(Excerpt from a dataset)
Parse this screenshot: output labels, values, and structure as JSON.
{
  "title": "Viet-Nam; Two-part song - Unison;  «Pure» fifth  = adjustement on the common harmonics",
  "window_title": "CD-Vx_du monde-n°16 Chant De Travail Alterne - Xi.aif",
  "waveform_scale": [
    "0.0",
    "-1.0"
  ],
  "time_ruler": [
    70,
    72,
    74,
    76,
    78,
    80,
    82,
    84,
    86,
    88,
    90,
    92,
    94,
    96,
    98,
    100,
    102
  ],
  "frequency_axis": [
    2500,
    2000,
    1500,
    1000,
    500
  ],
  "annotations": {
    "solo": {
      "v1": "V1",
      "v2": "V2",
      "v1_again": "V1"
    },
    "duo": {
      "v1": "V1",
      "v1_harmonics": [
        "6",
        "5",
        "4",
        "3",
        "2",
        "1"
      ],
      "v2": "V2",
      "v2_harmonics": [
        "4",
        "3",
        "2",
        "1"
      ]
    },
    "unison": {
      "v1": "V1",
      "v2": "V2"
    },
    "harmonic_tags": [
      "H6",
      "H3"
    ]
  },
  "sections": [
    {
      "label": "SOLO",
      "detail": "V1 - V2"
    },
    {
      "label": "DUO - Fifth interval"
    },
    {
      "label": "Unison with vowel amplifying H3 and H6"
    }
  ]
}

Aim of the exercise —
Set down all of the data above, word for word.

Output below —
Parse this screenshot: output labels, values, and structure as JSON.
{
  "title": "Viet-Nam; Two-part song - Unison;  «Pure» fifth  = adjustement on the common harmonics",
  "window_title": "CD-Vx_du monde-n°16 Chant De Travail Alterne - Xi.aif",
  "waveform_scale": [
    "0.0",
    "-1.0"
  ],
  "time_ruler": [
    70,
    72,
    74,
    76,
    78,
    80,
    82,
    84,
    86,
    88,
    90,
    92,
    94,
    96,
    98,
    100,
    102
  ],
  "frequency_axis": [
    2500,
    2000,
    1500,
    1000,
    500
  ],
  "annotations": {
    "solo": {
      "v1": "V1",
      "v2": "V2",
      "v1_again": "V1"
    },
    "duo": {
      "v1": "V1",
      "v1_harmonics": [
        "6",
        "5",
        "4",
        "3",
        "2",
        "1"
      ],
      "v2": "V2",
      "v2_harmonics": [
        "4",
        "3",
        "2",
        "1"
      ]
    },
    "unison": {
      "v1": "V1",
      "v2": "V2"
    },
    "harmonic_tags": [
      "H6",
      "H3"
    ]
  },
  "sections": [
    {
      "label": "SOLO",
      "detail": "V1 - V2"
    },
    {
      "label": "DUO - Fifth interval"
    },
    {
      "label": "Unison with vowel amplifying H3 and H6"
    }
  ]
}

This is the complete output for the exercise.